--- Start of LISTED RECORDS ---
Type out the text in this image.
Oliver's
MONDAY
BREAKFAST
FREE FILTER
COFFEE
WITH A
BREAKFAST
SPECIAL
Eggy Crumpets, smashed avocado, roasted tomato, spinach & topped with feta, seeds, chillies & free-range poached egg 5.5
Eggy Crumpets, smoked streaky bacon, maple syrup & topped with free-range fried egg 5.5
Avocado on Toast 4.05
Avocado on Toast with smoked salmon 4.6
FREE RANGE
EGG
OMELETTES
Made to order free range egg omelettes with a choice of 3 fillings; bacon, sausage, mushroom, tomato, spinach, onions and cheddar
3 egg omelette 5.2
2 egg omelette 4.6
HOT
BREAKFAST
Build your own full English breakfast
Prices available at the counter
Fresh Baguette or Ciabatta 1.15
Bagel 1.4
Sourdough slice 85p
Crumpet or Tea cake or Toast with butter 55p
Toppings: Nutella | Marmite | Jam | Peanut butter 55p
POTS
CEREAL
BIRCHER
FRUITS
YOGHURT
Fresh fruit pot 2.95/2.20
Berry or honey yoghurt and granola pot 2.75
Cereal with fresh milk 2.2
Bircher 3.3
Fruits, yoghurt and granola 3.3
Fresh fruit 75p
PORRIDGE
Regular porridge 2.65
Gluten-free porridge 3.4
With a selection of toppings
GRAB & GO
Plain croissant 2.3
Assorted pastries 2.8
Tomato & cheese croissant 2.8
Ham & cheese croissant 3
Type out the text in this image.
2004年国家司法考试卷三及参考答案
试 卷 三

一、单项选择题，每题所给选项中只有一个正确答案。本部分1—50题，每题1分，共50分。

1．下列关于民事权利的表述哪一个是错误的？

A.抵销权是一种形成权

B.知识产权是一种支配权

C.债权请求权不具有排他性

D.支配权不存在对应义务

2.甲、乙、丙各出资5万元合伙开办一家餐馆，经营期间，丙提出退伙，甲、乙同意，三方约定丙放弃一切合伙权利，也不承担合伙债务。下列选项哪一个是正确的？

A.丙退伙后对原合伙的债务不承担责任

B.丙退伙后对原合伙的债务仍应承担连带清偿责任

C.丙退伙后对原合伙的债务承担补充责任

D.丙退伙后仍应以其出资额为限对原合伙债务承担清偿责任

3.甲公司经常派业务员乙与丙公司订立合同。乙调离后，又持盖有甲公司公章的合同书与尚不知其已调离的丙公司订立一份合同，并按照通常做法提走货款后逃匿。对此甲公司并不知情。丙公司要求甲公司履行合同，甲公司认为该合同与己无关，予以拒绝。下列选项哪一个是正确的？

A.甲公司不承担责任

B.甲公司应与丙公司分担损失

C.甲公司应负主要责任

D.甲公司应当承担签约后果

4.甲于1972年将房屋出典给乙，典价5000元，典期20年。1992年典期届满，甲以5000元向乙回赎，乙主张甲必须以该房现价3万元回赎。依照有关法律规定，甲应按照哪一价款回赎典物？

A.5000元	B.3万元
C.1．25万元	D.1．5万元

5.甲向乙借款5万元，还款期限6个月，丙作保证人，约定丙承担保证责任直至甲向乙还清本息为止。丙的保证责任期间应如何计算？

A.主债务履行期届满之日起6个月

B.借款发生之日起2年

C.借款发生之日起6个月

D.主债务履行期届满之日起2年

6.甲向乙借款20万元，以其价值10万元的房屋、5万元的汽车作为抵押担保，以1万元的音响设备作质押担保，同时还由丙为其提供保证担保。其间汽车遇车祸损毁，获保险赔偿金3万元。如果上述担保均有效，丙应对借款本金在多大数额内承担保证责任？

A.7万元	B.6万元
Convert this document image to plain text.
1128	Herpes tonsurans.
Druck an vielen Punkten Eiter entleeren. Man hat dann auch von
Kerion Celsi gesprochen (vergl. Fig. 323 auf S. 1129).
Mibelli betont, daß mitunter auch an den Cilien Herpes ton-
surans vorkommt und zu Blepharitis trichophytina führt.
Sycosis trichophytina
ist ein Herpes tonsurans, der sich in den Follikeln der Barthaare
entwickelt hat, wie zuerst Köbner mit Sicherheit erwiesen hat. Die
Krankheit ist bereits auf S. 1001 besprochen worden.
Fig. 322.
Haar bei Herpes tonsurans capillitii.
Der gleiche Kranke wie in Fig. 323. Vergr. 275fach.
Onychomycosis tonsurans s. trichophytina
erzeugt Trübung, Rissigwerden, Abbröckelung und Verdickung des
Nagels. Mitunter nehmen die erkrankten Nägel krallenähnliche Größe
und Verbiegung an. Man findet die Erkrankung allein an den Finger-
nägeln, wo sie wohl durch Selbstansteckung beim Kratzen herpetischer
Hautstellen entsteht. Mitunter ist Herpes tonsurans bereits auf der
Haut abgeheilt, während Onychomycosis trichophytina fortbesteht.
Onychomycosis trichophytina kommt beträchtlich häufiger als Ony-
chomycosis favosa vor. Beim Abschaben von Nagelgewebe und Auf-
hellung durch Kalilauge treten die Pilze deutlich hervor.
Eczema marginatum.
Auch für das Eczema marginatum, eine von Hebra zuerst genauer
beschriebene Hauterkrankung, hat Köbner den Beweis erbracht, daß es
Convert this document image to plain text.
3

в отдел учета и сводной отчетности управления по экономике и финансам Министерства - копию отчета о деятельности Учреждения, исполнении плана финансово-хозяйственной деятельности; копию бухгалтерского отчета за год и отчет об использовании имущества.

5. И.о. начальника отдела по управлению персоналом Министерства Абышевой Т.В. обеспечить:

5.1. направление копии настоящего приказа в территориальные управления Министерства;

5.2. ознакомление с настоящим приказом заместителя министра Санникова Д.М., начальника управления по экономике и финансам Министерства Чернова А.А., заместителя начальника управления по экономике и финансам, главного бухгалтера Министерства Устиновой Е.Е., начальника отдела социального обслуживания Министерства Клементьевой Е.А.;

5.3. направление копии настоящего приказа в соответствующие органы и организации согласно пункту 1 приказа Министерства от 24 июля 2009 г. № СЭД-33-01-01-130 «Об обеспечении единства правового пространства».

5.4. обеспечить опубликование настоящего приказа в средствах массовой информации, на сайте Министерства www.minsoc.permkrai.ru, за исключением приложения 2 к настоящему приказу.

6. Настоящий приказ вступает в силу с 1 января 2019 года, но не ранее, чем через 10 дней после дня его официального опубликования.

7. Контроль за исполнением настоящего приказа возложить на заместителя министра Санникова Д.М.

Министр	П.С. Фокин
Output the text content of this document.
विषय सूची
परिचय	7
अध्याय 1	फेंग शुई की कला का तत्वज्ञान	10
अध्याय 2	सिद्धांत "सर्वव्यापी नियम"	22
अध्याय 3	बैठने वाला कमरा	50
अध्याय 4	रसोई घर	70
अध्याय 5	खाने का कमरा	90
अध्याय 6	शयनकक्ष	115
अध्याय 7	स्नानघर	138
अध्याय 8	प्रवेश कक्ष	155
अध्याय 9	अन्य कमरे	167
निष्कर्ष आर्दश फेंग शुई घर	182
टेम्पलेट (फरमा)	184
--- End of LISTED RECORDS ---
**EXERCISE PROMPT**:
Set all of the records down again, exactly as they stand.

**COMPLETED EXERCISE**:
Type out the text in this image.
Oliver's
MONDAY
BREAKFAST
FREE FILTER
COFFEE
WITH A
BREAKFAST
SPECIAL
Eggy Crumpets, smashed avocado, roasted tomato, spinach & topped with feta, seeds, chillies & free-range poached egg 5.5
Eggy Crumpets, smoked streaky bacon, maple syrup & topped with free-range fried egg 5.5
Avocado on Toast 4.05
Avocado on Toast with smoked salmon 4.6
FREE RANGE
EGG
OMELETTES
Made to order free range egg omelettes with a choice of 3 fillings; bacon, sausage, mushroom, tomato, spinach, onions and cheddar
3 egg omelette 5.2
2 egg omelette 4.6
HOT
BREAKFAST
Build your own full English breakfast
Prices available at the counter
Fresh Baguette or Ciabatta 1.15
Bagel 1.4
Sourdough slice 85p
Crumpet or Tea cake or Toast with butter 55p
Toppings: Nutella | Marmite | Jam | Peanut butter 55p
POTS
CEREAL
BIRCHER
FRUITS
YOGHURT
Fresh fruit pot 2.95/2.20
Berry or honey yoghurt and granola pot 2.75
Cereal with fresh milk 2.2
Bircher 3.3
Fruits, yoghurt and granola 3.3
Fresh fruit 75p
PORRIDGE
Regular porridge 2.65
Gluten-free porridge 3.4
With a selection of toppings
GRAB & GO
Plain croissant 2.3
Assorted pastries 2.8
Tomato & cheese croissant 2.8
Ham & cheese croissant 3
Type out the text in this image.
2004年国家司法考试卷三及参考答案
试 卷 三

一、单项选择题，每题所给选项中只有一个正确答案。本部分1—50题，每题1分，共50分。

1．下列关于民事权利的表述哪一个是错误的？

A.抵销权是一种形成权

B.知识产权是一种支配权

C.债权请求权不具有排他性

D.支配权不存在对应义务

2.甲、乙、丙各出资5万元合伙开办一家餐馆，经营期间，丙提出退伙，甲、乙同意，三方约定丙放弃一切合伙权利，也不承担合伙债务。下列选项哪一个是正确的？

A.丙退伙后对原合伙的债务不承担责任

B.丙退伙后对原合伙的债务仍应承担连带清偿责任

C.丙退伙后对原合伙的债务承担补充责任

D.丙退伙后仍应以其出资额为限对原合伙债务承担清偿责任

3.甲公司经常派业务员乙与丙公司订立合同。乙调离后，又持盖有甲公司公章的合同书与尚不知其已调离的丙公司订立一份合同，并按照通常做法提走货款后逃匿。对此甲公司并不知情。丙公司要求甲公司履行合同，甲公司认为该合同与己无关，予以拒绝。下列选项哪一个是正确的？

A.甲公司不承担责任

B.甲公司应与丙公司分担损失

C.甲公司应负主要责任

D.甲公司应当承担签约后果

4.甲于1972年将房屋出典给乙，典价5000元，典期20年。1992年典期届满，甲以5000元向乙回赎，乙主张甲必须以该房现价3万元回赎。依照有关法律规定，甲应按照哪一价款回赎典物？

A.5000元	B.3万元
C.1．25万元	D.1．5万元

5.甲向乙借款5万元，还款期限6个月，丙作保证人，约定丙承担保证责任直至甲向乙还清本息为止。丙的保证责任期间应如何计算？

A.主债务履行期届满之日起6个月

B.借款发生之日起2年

C.借款发生之日起6个月

D.主债务履行期届满之日起2年

6.甲向乙借款20万元，以其价值10万元的房屋、5万元的汽车作为抵押担保，以1万元的音响设备作质押担保，同时还由丙为其提供保证担保。其间汽车遇车祸损毁，获保险赔偿金3万元。如果上述担保均有效，丙应对借款本金在多大数额内承担保证责任？

A.7万元	B.6万元
Convert this document image to plain text.
1128	Herpes tonsurans.
Druck an vielen Punkten Eiter entleeren. Man hat dann auch von
Kerion Celsi gesprochen (vergl. Fig. 323 auf S. 1129).
Mibelli betont, daß mitunter auch an den Cilien Herpes ton-
surans vorkommt und zu Blepharitis trichophytina führt.
Sycosis trichophytina
ist ein Herpes tonsurans, der sich in den Follikeln der Barthaare
entwickelt hat, wie zuerst Köbner mit Sicherheit erwiesen hat. Die
Krankheit ist bereits auf S. 1001 besprochen worden.
Fig. 322.
Haar bei Herpes tonsurans capillitii.
Der gleiche Kranke wie in Fig. 323. Vergr. 275fach.
Onychomycosis tonsurans s. trichophytina
erzeugt Trübung, Rissigwerden, Abbröckelung und Verdickung des
Nagels. Mitunter nehmen die erkrankten Nägel krallenähnliche Größe
und Verbiegung an. Man findet die Erkrankung allein an den Finger-
nägeln, wo sie wohl durch Selbstansteckung beim Kratzen herpetischer
Hautstellen entsteht. Mitunter ist Herpes tonsurans bereits auf der
Haut abgeheilt, während Onychomycosis trichophytina fortbesteht.
Onychomycosis trichophytina kommt beträchtlich häufiger als Ony-
chomycosis favosa vor. Beim Abschaben von Nagelgewebe und Auf-
hellung durch Kalilauge treten die Pilze deutlich hervor.
Eczema marginatum.
Auch für das Eczema marginatum, eine von Hebra zuerst genauer
beschriebene Hauterkrankung, hat Köbner den Beweis erbracht, daß es
Convert this document image to plain text.
3

в отдел учета и сводной отчетности управления по экономике и финансам Министерства - копию отчета о деятельности Учреждения, исполнении плана финансово-хозяйственной деятельности; копию бухгалтерского отчета за год и отчет об использовании имущества.

5. И.о. начальника отдела по управлению персоналом Министерства Абышевой Т.В. обеспечить:

5.1. направление копии настоящего приказа в территориальные управления Министерства;

5.2. ознакомление с настоящим приказом заместителя министра Санникова Д.М., начальника управления по экономике и финансам Министерства Чернова А.А., заместителя начальника управления по экономике и финансам, главного бухгалтера Министерства Устиновой Е.Е., начальника отдела социального обслуживания Министерства Клементьевой Е.А.;

5.3. направление копии настоящего приказа в соответствующие органы и организации согласно пункту 1 приказа Министерства от 24 июля 2009 г. № СЭД-33-01-01-130 «Об обеспечении единства правового пространства».

5.4. обеспечить опубликование настоящего приказа в средствах массовой информации, на сайте Министерства www.minsoc.permkrai.ru, за исключением приложения 2 к настоящему приказу.

6. Настоящий приказ вступает в силу с 1 января 2019 года, но не ранее, чем через 10 дней после дня его официального опубликования.

7. Контроль за исполнением настоящего приказа возложить на заместителя министра Санникова Д.М.

Министр	П.С. Фокин
Output the text content of this document.
विषय सूची
परिचय	7
अध्याय 1	फेंग शुई की कला का तत्वज्ञान	10
अध्याय 2	सिद्धांत "सर्वव्यापी नियम"	22
अध्याय 3	बैठने वाला कमरा	50
अध्याय 4	रसोई घर	70
अध्याय 5	खाने का कमरा	90
अध्याय 6	शयनकक्ष	115
अध्याय 7	स्नानघर	138
अध्याय 8	प्रवेश कक्ष	155
अध्याय 9	अन्य कमरे	167
निष्कर्ष आर्दश फेंग शुई घर	182
टेम्पलेट (फरमा)	184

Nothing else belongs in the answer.